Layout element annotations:
────────

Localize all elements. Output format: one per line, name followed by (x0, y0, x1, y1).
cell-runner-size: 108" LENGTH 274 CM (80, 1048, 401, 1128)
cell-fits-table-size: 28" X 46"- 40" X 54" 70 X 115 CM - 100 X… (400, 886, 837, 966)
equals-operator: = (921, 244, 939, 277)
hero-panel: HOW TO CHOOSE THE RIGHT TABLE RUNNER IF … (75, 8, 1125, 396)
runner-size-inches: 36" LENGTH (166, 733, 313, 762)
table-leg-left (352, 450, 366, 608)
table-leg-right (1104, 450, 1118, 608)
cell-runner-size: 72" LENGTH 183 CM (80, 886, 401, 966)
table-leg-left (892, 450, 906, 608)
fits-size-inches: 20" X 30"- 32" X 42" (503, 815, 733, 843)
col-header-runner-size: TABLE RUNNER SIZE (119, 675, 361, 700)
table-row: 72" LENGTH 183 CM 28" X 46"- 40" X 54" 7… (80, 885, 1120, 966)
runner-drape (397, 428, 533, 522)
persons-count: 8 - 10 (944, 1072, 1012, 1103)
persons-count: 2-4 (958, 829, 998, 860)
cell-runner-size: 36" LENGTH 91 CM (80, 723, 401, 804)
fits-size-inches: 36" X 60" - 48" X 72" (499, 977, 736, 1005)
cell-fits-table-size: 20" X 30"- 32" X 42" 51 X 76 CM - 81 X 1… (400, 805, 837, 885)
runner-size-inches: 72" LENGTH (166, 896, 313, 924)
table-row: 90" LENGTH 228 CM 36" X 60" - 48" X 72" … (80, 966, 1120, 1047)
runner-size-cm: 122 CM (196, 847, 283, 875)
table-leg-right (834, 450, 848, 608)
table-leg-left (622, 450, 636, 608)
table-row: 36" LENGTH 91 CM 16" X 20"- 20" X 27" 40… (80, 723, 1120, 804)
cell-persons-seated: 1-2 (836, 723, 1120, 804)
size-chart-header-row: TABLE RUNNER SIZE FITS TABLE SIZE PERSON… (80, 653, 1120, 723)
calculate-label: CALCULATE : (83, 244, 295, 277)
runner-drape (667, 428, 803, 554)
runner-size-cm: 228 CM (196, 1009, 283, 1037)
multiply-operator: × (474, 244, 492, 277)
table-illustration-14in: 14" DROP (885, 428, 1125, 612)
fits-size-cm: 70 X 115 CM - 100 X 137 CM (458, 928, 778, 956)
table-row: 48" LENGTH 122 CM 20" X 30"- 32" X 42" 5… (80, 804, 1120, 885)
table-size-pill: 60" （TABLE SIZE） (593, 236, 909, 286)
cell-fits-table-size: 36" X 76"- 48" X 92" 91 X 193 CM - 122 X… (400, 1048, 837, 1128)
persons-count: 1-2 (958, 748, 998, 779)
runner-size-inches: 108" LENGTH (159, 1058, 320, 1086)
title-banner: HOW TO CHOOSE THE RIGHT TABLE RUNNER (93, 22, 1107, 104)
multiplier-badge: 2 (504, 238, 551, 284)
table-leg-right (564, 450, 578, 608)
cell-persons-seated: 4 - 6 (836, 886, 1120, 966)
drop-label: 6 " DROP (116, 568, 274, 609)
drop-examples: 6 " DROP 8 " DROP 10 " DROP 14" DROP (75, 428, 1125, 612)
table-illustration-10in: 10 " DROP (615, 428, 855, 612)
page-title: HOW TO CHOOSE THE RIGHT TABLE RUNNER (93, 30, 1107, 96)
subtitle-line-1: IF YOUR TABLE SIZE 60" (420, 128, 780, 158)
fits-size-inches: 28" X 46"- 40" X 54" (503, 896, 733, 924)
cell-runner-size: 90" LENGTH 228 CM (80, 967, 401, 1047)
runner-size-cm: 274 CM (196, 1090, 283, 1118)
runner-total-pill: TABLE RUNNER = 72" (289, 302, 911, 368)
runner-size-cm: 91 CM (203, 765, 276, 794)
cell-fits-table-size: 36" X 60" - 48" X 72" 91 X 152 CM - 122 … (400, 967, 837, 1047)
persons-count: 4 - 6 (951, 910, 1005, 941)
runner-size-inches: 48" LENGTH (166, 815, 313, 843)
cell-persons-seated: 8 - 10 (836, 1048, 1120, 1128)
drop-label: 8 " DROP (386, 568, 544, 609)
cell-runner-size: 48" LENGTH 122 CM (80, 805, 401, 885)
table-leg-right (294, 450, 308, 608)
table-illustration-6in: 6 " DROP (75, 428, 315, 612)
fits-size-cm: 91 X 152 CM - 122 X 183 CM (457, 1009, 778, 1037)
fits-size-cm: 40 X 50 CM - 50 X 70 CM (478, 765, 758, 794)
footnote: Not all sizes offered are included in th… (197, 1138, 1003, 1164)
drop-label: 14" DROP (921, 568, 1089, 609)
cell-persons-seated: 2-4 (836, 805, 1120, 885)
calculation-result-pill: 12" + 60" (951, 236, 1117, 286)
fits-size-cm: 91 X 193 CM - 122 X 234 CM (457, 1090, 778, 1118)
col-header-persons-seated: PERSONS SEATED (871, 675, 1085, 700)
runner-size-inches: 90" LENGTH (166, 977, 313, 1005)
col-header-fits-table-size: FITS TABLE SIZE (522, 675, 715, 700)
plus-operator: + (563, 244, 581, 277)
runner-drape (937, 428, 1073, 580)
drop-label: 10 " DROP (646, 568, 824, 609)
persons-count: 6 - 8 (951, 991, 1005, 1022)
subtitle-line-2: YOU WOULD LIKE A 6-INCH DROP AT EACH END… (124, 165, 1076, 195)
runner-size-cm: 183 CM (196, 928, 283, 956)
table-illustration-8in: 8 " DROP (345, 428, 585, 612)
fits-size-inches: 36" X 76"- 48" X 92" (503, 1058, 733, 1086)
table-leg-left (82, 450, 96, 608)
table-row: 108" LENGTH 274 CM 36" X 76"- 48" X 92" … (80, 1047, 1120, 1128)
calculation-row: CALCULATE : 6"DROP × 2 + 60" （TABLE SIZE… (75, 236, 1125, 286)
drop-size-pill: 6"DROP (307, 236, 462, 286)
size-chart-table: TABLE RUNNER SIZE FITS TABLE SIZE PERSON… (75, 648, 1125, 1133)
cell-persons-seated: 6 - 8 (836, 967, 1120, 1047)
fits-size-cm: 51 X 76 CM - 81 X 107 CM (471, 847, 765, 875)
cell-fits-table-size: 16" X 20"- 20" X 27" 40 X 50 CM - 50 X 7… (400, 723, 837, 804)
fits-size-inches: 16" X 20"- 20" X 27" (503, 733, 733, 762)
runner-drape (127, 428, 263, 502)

────────

• WORK TO BE COMPLETED: Can you copy out the material above word for word?

• TASK SOLUTION:
Localize all elements. Output format: one per line, name followed by (x0, y0, x1, y1).
cell-runner-size: 108" LENGTH 274 CM (80, 1048, 401, 1128)
cell-fits-table-size: 28" X 46"- 40" X 54" 70 X 115 CM - 100 X… (400, 886, 837, 966)
equals-operator: = (921, 244, 939, 277)
hero-panel: HOW TO CHOOSE THE RIGHT TABLE RUNNER IF … (75, 8, 1125, 396)
runner-size-inches: 36" LENGTH (166, 733, 313, 762)
table-leg-left (352, 450, 366, 608)
table-leg-right (1104, 450, 1118, 608)
cell-runner-size: 72" LENGTH 183 CM (80, 886, 401, 966)
table-leg-left (892, 450, 906, 608)
fits-size-inches: 20" X 30"- 32" X 42" (503, 815, 733, 843)
col-header-runner-size: TABLE RUNNER SIZE (119, 675, 361, 700)
table-row: 72" LENGTH 183 CM 28" X 46"- 40" X 54" 7… (80, 885, 1120, 966)
runner-drape (397, 428, 533, 522)
persons-count: 8 - 10 (944, 1072, 1012, 1103)
persons-count: 2-4 (958, 829, 998, 860)
cell-runner-size: 36" LENGTH 91 CM (80, 723, 401, 804)
fits-size-inches: 36" X 60" - 48" X 72" (499, 977, 736, 1005)
cell-fits-table-size: 20" X 30"- 32" X 42" 51 X 76 CM - 81 X 1… (400, 805, 837, 885)
runner-size-inches: 72" LENGTH (166, 896, 313, 924)
table-row: 90" LENGTH 228 CM 36" X 60" - 48" X 72" … (80, 966, 1120, 1047)
runner-size-cm: 122 CM (196, 847, 283, 875)
table-leg-right (834, 450, 848, 608)
table-leg-left (622, 450, 636, 608)
table-row: 36" LENGTH 91 CM 16" X 20"- 20" X 27" 40… (80, 723, 1120, 804)
cell-persons-seated: 1-2 (836, 723, 1120, 804)
size-chart-header-row: TABLE RUNNER SIZE FITS TABLE SIZE PERSON… (80, 653, 1120, 723)
calculate-label: CALCULATE : (83, 244, 295, 277)
runner-drape (667, 428, 803, 554)
runner-size-cm: 228 CM (196, 1009, 283, 1037)
multiply-operator: × (474, 244, 492, 277)
table-illustration-14in: 14" DROP (885, 428, 1125, 612)
fits-size-cm: 70 X 115 CM - 100 X 137 CM (458, 928, 778, 956)
table-row: 48" LENGTH 122 CM 20" X 30"- 32" X 42" 5… (80, 804, 1120, 885)
table-size-pill: 60" （TABLE SIZE） (593, 236, 909, 286)
cell-fits-table-size: 36" X 76"- 48" X 92" 91 X 193 CM - 122 X… (400, 1048, 837, 1128)
persons-count: 1-2 (958, 748, 998, 779)
runner-size-inches: 108" LENGTH (159, 1058, 320, 1086)
title-banner: HOW TO CHOOSE THE RIGHT TABLE RUNNER (93, 22, 1107, 104)
multiplier-badge: 2 (504, 238, 551, 284)
table-leg-right (564, 450, 578, 608)
cell-persons-seated: 4 - 6 (836, 886, 1120, 966)
drop-label: 6 " DROP (116, 568, 274, 609)
drop-examples: 6 " DROP 8 " DROP 10 " DROP 14" DROP (75, 428, 1125, 612)
table-illustration-10in: 10 " DROP (615, 428, 855, 612)
page-title: HOW TO CHOOSE THE RIGHT TABLE RUNNER (93, 30, 1107, 96)
subtitle-line-1: IF YOUR TABLE SIZE 60" (420, 128, 780, 158)
fits-size-inches: 28" X 46"- 40" X 54" (503, 896, 733, 924)
cell-runner-size: 90" LENGTH 228 CM (80, 967, 401, 1047)
runner-size-cm: 274 CM (196, 1090, 283, 1118)
runner-total-pill: TABLE RUNNER = 72" (289, 302, 911, 368)
runner-size-cm: 91 CM (203, 765, 276, 794)
cell-fits-table-size: 36" X 60" - 48" X 72" 91 X 152 CM - 122 … (400, 967, 837, 1047)
persons-count: 4 - 6 (951, 910, 1005, 941)
runner-size-inches: 48" LENGTH (166, 815, 313, 843)
cell-persons-seated: 8 - 10 (836, 1048, 1120, 1128)
drop-label: 8 " DROP (386, 568, 544, 609)
cell-runner-size: 48" LENGTH 122 CM (80, 805, 401, 885)
table-leg-right (294, 450, 308, 608)
table-illustration-6in: 6 " DROP (75, 428, 315, 612)
fits-size-cm: 91 X 152 CM - 122 X 183 CM (457, 1009, 778, 1037)
fits-size-cm: 40 X 50 CM - 50 X 70 CM (478, 765, 758, 794)
footnote: Not all sizes offered are included in th… (197, 1138, 1003, 1164)
drop-label: 14" DROP (921, 568, 1089, 609)
cell-persons-seated: 2-4 (836, 805, 1120, 885)
calculation-result-pill: 12" + 60" (951, 236, 1117, 286)
fits-size-cm: 91 X 193 CM - 122 X 234 CM (457, 1090, 778, 1118)
col-header-persons-seated: PERSONS SEATED (871, 675, 1085, 700)
runner-size-inches: 90" LENGTH (166, 977, 313, 1005)
col-header-fits-table-size: FITS TABLE SIZE (522, 675, 715, 700)
plus-operator: + (563, 244, 581, 277)
runner-drape (937, 428, 1073, 580)
drop-label: 10 " DROP (646, 568, 824, 609)
persons-count: 6 - 8 (951, 991, 1005, 1022)
subtitle-line-2: YOU WOULD LIKE A 6-INCH DROP AT EACH END… (124, 165, 1076, 195)
runner-size-cm: 183 CM (196, 928, 283, 956)
table-illustration-8in: 8 " DROP (345, 428, 585, 612)
fits-size-inches: 36" X 76"- 48" X 92" (503, 1058, 733, 1086)
table-leg-left (82, 450, 96, 608)
table-row: 108" LENGTH 274 CM 36" X 76"- 48" X 92" … (80, 1047, 1120, 1128)
calculation-row: CALCULATE : 6"DROP × 2 + 60" （TABLE SIZE… (75, 236, 1125, 286)
drop-size-pill: 6"DROP (307, 236, 462, 286)
size-chart-table: TABLE RUNNER SIZE FITS TABLE SIZE PERSON… (75, 648, 1125, 1133)
cell-persons-seated: 6 - 8 (836, 967, 1120, 1047)
fits-size-cm: 51 X 76 CM - 81 X 107 CM (471, 847, 765, 875)
cell-fits-table-size: 16" X 20"- 20" X 27" 40 X 50 CM - 50 X 7… (400, 723, 837, 804)
fits-size-inches: 16" X 20"- 20" X 27" (503, 733, 733, 762)
runner-drape (127, 428, 263, 502)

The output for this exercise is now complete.